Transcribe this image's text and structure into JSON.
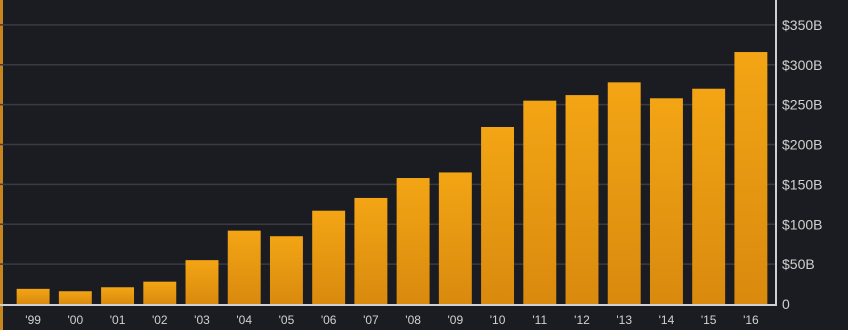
{
  "chart_data": {
    "type": "bar",
    "categories": [
      "'99",
      "'00",
      "'01",
      "'02",
      "'03",
      "'04",
      "'05",
      "'06",
      "'07",
      "'08",
      "'09",
      "'10",
      "'11",
      "'12",
      "'13",
      "'14",
      "'15",
      "'16"
    ],
    "values": [
      19,
      16,
      21,
      28,
      55,
      92,
      85,
      117,
      133,
      158,
      165,
      222,
      255,
      262,
      278,
      258,
      270,
      316
    ],
    "y_ticks": [
      0,
      50,
      100,
      150,
      200,
      250,
      300,
      350
    ],
    "y_tick_labels": [
      "0",
      "$50B",
      "$100B",
      "$150B",
      "$200B",
      "$250B",
      "$300B",
      "$350B"
    ],
    "ylim": [
      0,
      375
    ],
    "y_axis_position": "right",
    "grid": true,
    "title": "",
    "xlabel": "",
    "ylabel": "",
    "colors": {
      "bar": "#f0a012",
      "bar_dark": "#c27c10",
      "background": "#1b1c21",
      "grid": "#3a3b42"
    }
  }
}
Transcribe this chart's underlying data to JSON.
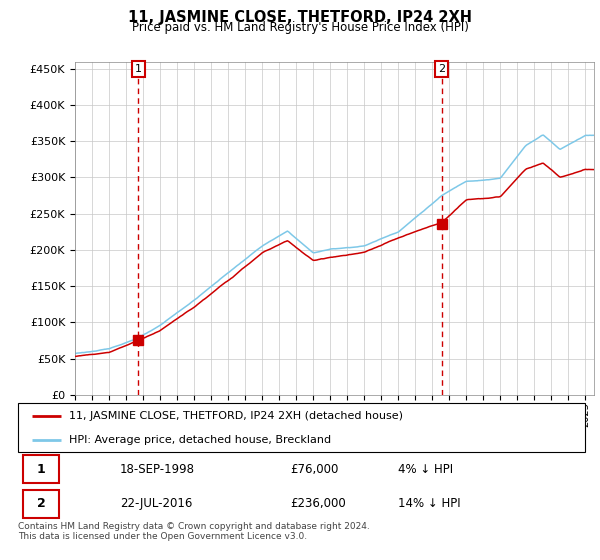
{
  "title": "11, JASMINE CLOSE, THETFORD, IP24 2XH",
  "subtitle": "Price paid vs. HM Land Registry's House Price Index (HPI)",
  "ylabel_ticks": [
    "£0",
    "£50K",
    "£100K",
    "£150K",
    "£200K",
    "£250K",
    "£300K",
    "£350K",
    "£400K",
    "£450K"
  ],
  "ytick_values": [
    0,
    50000,
    100000,
    150000,
    200000,
    250000,
    300000,
    350000,
    400000,
    450000
  ],
  "ylim": [
    0,
    460000
  ],
  "xlim_start": 1995.0,
  "xlim_end": 2025.5,
  "sale1_date": 1998.72,
  "sale1_price": 76000,
  "sale2_date": 2016.55,
  "sale2_price": 236000,
  "hpi_color": "#7ec8e8",
  "price_color": "#cc0000",
  "dashed_line_color": "#cc0000",
  "marker_color": "#cc0000",
  "legend_label_price": "11, JASMINE CLOSE, THETFORD, IP24 2XH (detached house)",
  "legend_label_hpi": "HPI: Average price, detached house, Breckland",
  "table_row1": [
    "1",
    "18-SEP-1998",
    "£76,000",
    "4% ↓ HPI"
  ],
  "table_row2": [
    "2",
    "22-JUL-2016",
    "£236,000",
    "14% ↓ HPI"
  ],
  "footer": "Contains HM Land Registry data © Crown copyright and database right 2024.\nThis data is licensed under the Open Government Licence v3.0.",
  "background_color": "#ffffff",
  "grid_color": "#c8c8c8",
  "hpi_knots_x": [
    1995.0,
    1997.0,
    1998.72,
    2000.0,
    2002.0,
    2004.0,
    2006.0,
    2007.5,
    2009.0,
    2010.0,
    2012.0,
    2014.0,
    2016.55,
    2018.0,
    2020.0,
    2021.5,
    2022.5,
    2023.5,
    2025.0
  ],
  "hpi_knots_y": [
    57000,
    63000,
    79000,
    95000,
    130000,
    168000,
    205000,
    225000,
    195000,
    200000,
    205000,
    225000,
    275000,
    295000,
    300000,
    345000,
    360000,
    340000,
    360000
  ],
  "price_knots_x": [
    1995.0,
    1997.0,
    1998.72,
    2000.0,
    2002.0,
    2004.0,
    2006.0,
    2007.5,
    2009.0,
    2010.0,
    2012.0,
    2014.0,
    2016.55,
    2018.0,
    2020.0,
    2021.5,
    2022.5,
    2023.5,
    2025.0
  ],
  "price_knots_y": [
    53000,
    59000,
    76000,
    90000,
    122000,
    158000,
    196000,
    213000,
    185000,
    190000,
    196000,
    215000,
    236000,
    268000,
    272000,
    310000,
    318000,
    298000,
    308000
  ]
}
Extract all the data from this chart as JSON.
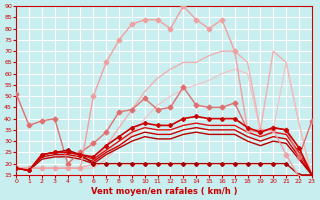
{
  "xlabel": "Vent moyen/en rafales ( km/h )",
  "background_color": "#c8eef0",
  "grid_color": "#ffffff",
  "x": [
    0,
    1,
    2,
    3,
    4,
    5,
    6,
    7,
    8,
    9,
    10,
    11,
    12,
    13,
    14,
    15,
    16,
    17,
    18,
    19,
    20,
    21,
    22,
    23
  ],
  "lines": [
    {
      "y": [
        18,
        18,
        18,
        18,
        18,
        18,
        50,
        65,
        75,
        82,
        84,
        84,
        80,
        90,
        84,
        80,
        84,
        70,
        35,
        35,
        35,
        24,
        14,
        14
      ],
      "color": "#f0a0a0",
      "lw": 1.0,
      "marker": "D",
      "ms": 2.5,
      "zorder": 5
    },
    {
      "y": [
        18,
        18,
        18,
        18,
        18,
        18,
        20,
        28,
        36,
        44,
        52,
        58,
        62,
        65,
        65,
        68,
        70,
        70,
        65,
        35,
        70,
        65,
        38,
        14
      ],
      "color": "#f0b0b0",
      "lw": 1.0,
      "marker": null,
      "ms": 0,
      "zorder": 2
    },
    {
      "y": [
        18,
        18,
        18,
        18,
        18,
        18,
        18,
        22,
        28,
        33,
        40,
        46,
        50,
        53,
        55,
        57,
        60,
        62,
        60,
        34,
        35,
        65,
        38,
        14
      ],
      "color": "#f5c0c0",
      "lw": 0.8,
      "marker": null,
      "ms": 0,
      "zorder": 2
    },
    {
      "y": [
        51,
        37,
        39,
        40,
        20,
        25,
        29,
        34,
        43,
        44,
        49,
        44,
        45,
        54,
        46,
        45,
        45,
        47,
        35,
        34,
        36,
        35,
        23,
        39
      ],
      "color": "#e07070",
      "lw": 1.0,
      "marker": "D",
      "ms": 2.5,
      "zorder": 4
    },
    {
      "y": [
        18,
        17,
        24,
        25,
        25,
        24,
        23,
        28,
        32,
        36,
        38,
        37,
        37,
        40,
        41,
        40,
        40,
        40,
        36,
        34,
        36,
        35,
        27,
        15
      ],
      "color": "#cc0000",
      "lw": 1.2,
      "marker": "D",
      "ms": 2.0,
      "zorder": 5
    },
    {
      "y": [
        18,
        17,
        24,
        25,
        25,
        24,
        22,
        26,
        30,
        34,
        36,
        35,
        35,
        37,
        38,
        37,
        37,
        37,
        34,
        32,
        34,
        33,
        25,
        15
      ],
      "color": "#dd1111",
      "lw": 1.0,
      "marker": null,
      "ms": 0,
      "zorder": 3
    },
    {
      "y": [
        18,
        17,
        23,
        24,
        24,
        23,
        21,
        25,
        28,
        32,
        34,
        33,
        33,
        35,
        36,
        35,
        35,
        35,
        32,
        30,
        32,
        31,
        23,
        15
      ],
      "color": "#cc0000",
      "lw": 1.0,
      "marker": null,
      "ms": 0,
      "zorder": 3
    },
    {
      "y": [
        18,
        17,
        22,
        23,
        23,
        22,
        20,
        24,
        27,
        30,
        32,
        31,
        31,
        33,
        34,
        33,
        33,
        33,
        30,
        28,
        30,
        29,
        22,
        15
      ],
      "color": "#bb0000",
      "lw": 1.0,
      "marker": null,
      "ms": 0,
      "zorder": 3
    },
    {
      "y": [
        18,
        17,
        24,
        25,
        26,
        24,
        20,
        20,
        20,
        20,
        20,
        20,
        20,
        20,
        20,
        20,
        20,
        20,
        20,
        20,
        20,
        20,
        15,
        15
      ],
      "color": "#aa0000",
      "lw": 1.0,
      "marker": "D",
      "ms": 2.0,
      "zorder": 4
    }
  ],
  "ylim": [
    15,
    90
  ],
  "yticks": [
    15,
    20,
    25,
    30,
    35,
    40,
    45,
    50,
    55,
    60,
    65,
    70,
    75,
    80,
    85,
    90
  ],
  "xlim": [
    0,
    23
  ],
  "xticks": [
    0,
    1,
    2,
    3,
    4,
    5,
    6,
    7,
    8,
    9,
    10,
    11,
    12,
    13,
    14,
    15,
    16,
    17,
    18,
    19,
    20,
    21,
    22,
    23
  ]
}
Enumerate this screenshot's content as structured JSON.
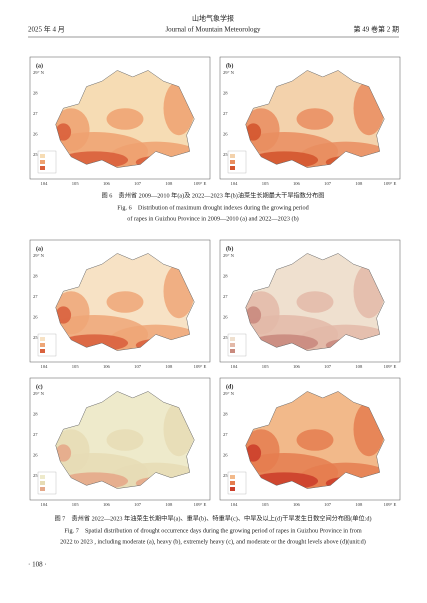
{
  "header": {
    "journal_cn": "山地气象学报",
    "date": "2025 年 4 月",
    "journal_en": "Journal of Mountain Meteorology",
    "volume": "第 49 卷第 2 期"
  },
  "figures": [
    {
      "panels": [
        "(a)",
        "(b)"
      ],
      "lat_ticks": [
        "29° N",
        "28",
        "27",
        "26",
        "25"
      ],
      "lon_ticks": [
        "104",
        "105",
        "106",
        "107",
        "108",
        "109° E"
      ],
      "caption_cn": "图 6　贵州省 2009—2010 年(a)及 2022—2023 年(b)油菜生长期最大干旱指数分布图",
      "caption_en": [
        "Fig. 6　Distribution of maximum drought indexes during the growing period",
        "of rapes in Guizhou Province in 2009—2010 (a) and 2022—2023 (b)"
      ]
    },
    {
      "panels": [
        "(a)",
        "(b)",
        "(c)",
        "(d)"
      ],
      "lat_ticks": [
        "29° N",
        "28",
        "27",
        "26",
        "25"
      ],
      "lon_ticks": [
        "104",
        "105",
        "106",
        "107",
        "108",
        "109° E"
      ],
      "caption_cn": "图 7　贵州省 2022—2023 年油菜生长期中旱(a)、重旱(b)、特重旱(c)、中旱及以上(d)干旱发生日数空间分布图(单位:d)",
      "caption_en": [
        "Fig. 7　Spatial distribution of drought occurrence days during the growing period of rapes in Guizhou Province in from",
        "2022 to 2023 , including moderate (a), heavy (b), extremely heavy (c), and moderate or the drought levels above (d)(unit:d)"
      ]
    }
  ],
  "page_number": "· 108 ·"
}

Short problem – Using the records above, find and show each line with the string "JASMINE".

Written solution –
  "title": "11, JASMINE CLOSE, THETFORD, IP24 2XH",
  "legend_label_price": "11, JASMINE CLOSE, THETFORD, IP24 2XH (detached house)",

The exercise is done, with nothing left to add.